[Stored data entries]
━━━━━━━━━━

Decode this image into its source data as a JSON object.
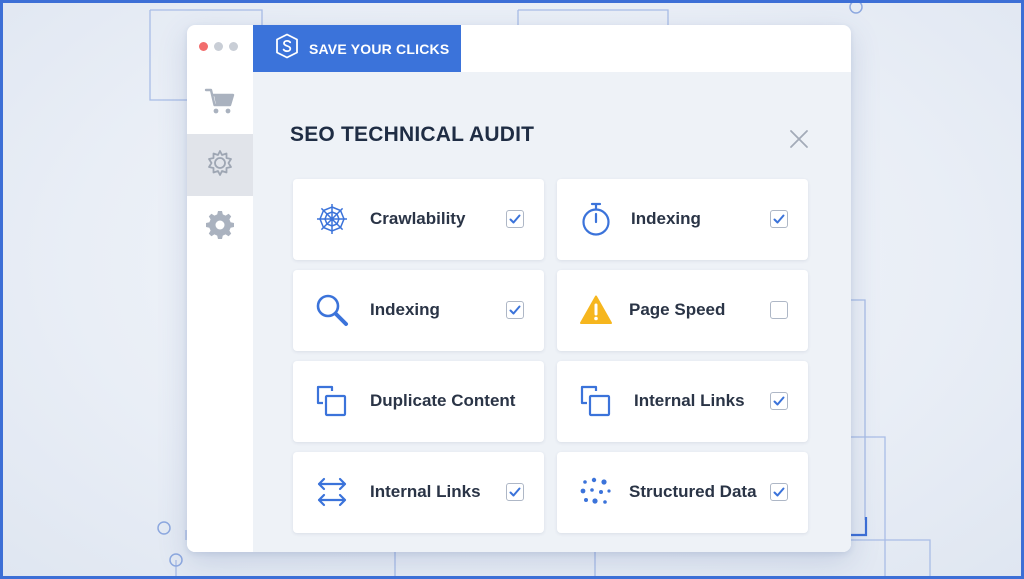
{
  "app": {
    "brand_label": "SAVE YOUR CLICKS",
    "brand_icon": "s-shield-logo-icon",
    "accent_color": "#3b73da"
  },
  "window_controls": [
    "close-dot",
    "minimize-dot",
    "maximize-dot"
  ],
  "sidebar": {
    "items": [
      {
        "name": "cart",
        "icon": "cart-icon",
        "active": false
      },
      {
        "name": "settings-gear",
        "icon": "gear-icon",
        "active": true
      },
      {
        "name": "settings-cog",
        "icon": "cog-icon",
        "active": false
      }
    ]
  },
  "panel": {
    "title": "SEO TECHNICAL AUDIT",
    "close_icon": "close-icon"
  },
  "audit_items": [
    {
      "label": "Crawlability",
      "icon": "spider-web-icon",
      "checked": true
    },
    {
      "label": "Indexing",
      "icon": "stopwatch-icon",
      "checked": true
    },
    {
      "label": "Indexing",
      "icon": "magnifier-icon",
      "checked": true
    },
    {
      "label": "Page Speed",
      "icon": "warning-icon",
      "checked": false
    },
    {
      "label": "Duplicate Content",
      "icon": "duplicate-icon",
      "checked": true
    },
    {
      "label": "Internal Links",
      "icon": "duplicate-icon",
      "checked": true
    },
    {
      "label": "Internal Links",
      "icon": "arrows-horizontal-icon",
      "checked": true
    },
    {
      "label": "Structured Data",
      "icon": "dots-grid-icon",
      "checked": true
    }
  ]
}
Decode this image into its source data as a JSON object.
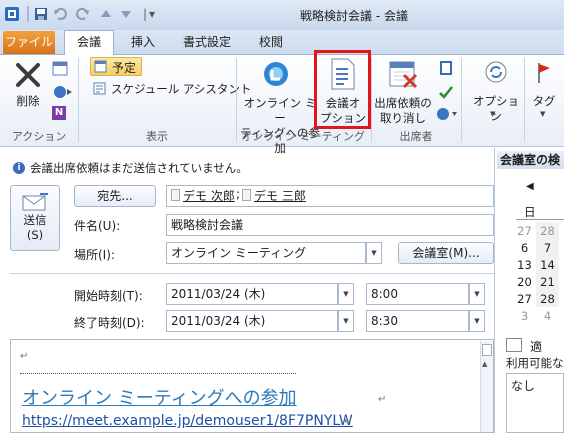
{
  "window": {
    "title": "戦略検討会議 - 会議"
  },
  "qat": {
    "separator": "|",
    "dropdown": "▾"
  },
  "tabs": {
    "file": "ファイル",
    "meeting": "会議",
    "insert": "挿入",
    "format": "書式設定",
    "review": "校閲"
  },
  "ribbon": {
    "delete": "削除",
    "schedule": "予定",
    "scheduling_assistant": "スケジュール アシスタント",
    "online_meeting_line1": "オンライン ミー",
    "online_meeting_line2": "ティングへの参加",
    "meeting_options_line1": "会議オ",
    "meeting_options_line2": "プション",
    "cancel_invite_line1": "出席依頼の",
    "cancel_invite_line2": "取り消し",
    "options": "オプション",
    "tags": "タグ",
    "groups": {
      "actions": "アクション",
      "show": "表示",
      "online_meeting": "オンライン ミーティング",
      "attendees": "出席者"
    }
  },
  "info": {
    "message": "会議出席依頼はまだ送信されていません。"
  },
  "form": {
    "send_line1": "送信",
    "send_line2": "(S)",
    "to_button": "宛先...",
    "recipients": [
      "デモ 次郎",
      "デモ 三郎"
    ],
    "recipient_sep": ";",
    "subject_label": "件名(U):",
    "subject_value": "戦略検討会議",
    "location_label": "場所(I):",
    "location_value": "オンライン ミーティング",
    "rooms_button": "会議室(M)...",
    "start_label": "開始時刻(T):",
    "start_date": "2011/03/24 (木)",
    "start_time": "8:00",
    "end_label": "終了時刻(D):",
    "end_date": "2011/03/24 (木)",
    "end_time": "8:30"
  },
  "body": {
    "join_link": "オンライン ミーティングへの参加",
    "url": "https://meet.example.jp/demouser1/8F7PNYLW",
    "para": "↵"
  },
  "room_finder": {
    "title": "会議室の検",
    "prev": "◀",
    "dow": "日",
    "days": [
      "27",
      "6",
      "13",
      "20",
      "27",
      "3"
    ],
    "days2": [
      "28",
      "7",
      "14",
      "21",
      "28",
      "4"
    ],
    "suitable": "適",
    "available": "利用可能な",
    "none": "なし"
  }
}
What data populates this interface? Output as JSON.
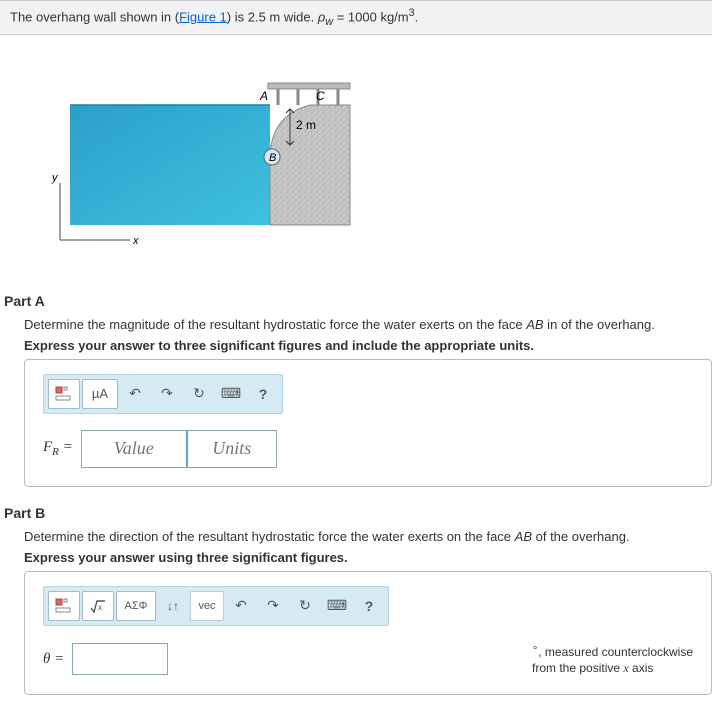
{
  "problem": {
    "pre_text": "The overhang wall shown in (",
    "figure_link": "Figure 1",
    "post_text_1": ") is 2.5  m wide. ",
    "rho_var": "ρ",
    "rho_sub": "w",
    "post_text_2": " = 1000 kg/m",
    "exp": "3",
    "period": "."
  },
  "figure": {
    "label_A": "A",
    "label_B": "B",
    "label_C": "C",
    "dim_2m": "2 m",
    "axis_x": "x",
    "axis_y": "y"
  },
  "partA": {
    "heading": "Part A",
    "question_pre": "Determine the magnitude of the resultant hydrostatic force the water exerts on the face ",
    "face": "AB",
    "question_post": " in of the overhang.",
    "instruction": "Express your answer to three significant figures and include the appropriate units.",
    "var_label": "F",
    "var_sub": "R",
    "eq": " = ",
    "value_ph": "Value",
    "units_ph": "Units",
    "toolbar": {
      "templates_label": "templates-icon",
      "units_btn": "µA",
      "undo": "↶",
      "redo": "↷",
      "reset": "↻",
      "keyboard": "⌨",
      "help": "?"
    }
  },
  "partB": {
    "heading": "Part B",
    "question_pre": "Determine the direction of the resultant hydrostatic force the water exerts on the face ",
    "face": "AB",
    "question_post": " of the overhang.",
    "instruction": "Express your answer using three significant figures.",
    "var_label": "θ",
    "eq": " = ",
    "suffix_deg": "∘",
    "suffix_pre": ", measured counterclockwise",
    "suffix_line2a": "from the positive ",
    "suffix_axis": "x",
    "suffix_line2b": " axis",
    "toolbar": {
      "greek": "ΑΣΦ",
      "updown": "↓↑",
      "vec": "vec",
      "undo": "↶",
      "redo": "↷",
      "reset": "↻",
      "keyboard": "⌨",
      "help": "?"
    }
  }
}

━━━━━━━━━━

What is being asked: Go through the data and gather every line that holds "significant".

Answer for the task:
    "instruction": "Express your answer to three significant figures and include the appropriate units.",
    "instruction": "Express your answer using three significant figures.",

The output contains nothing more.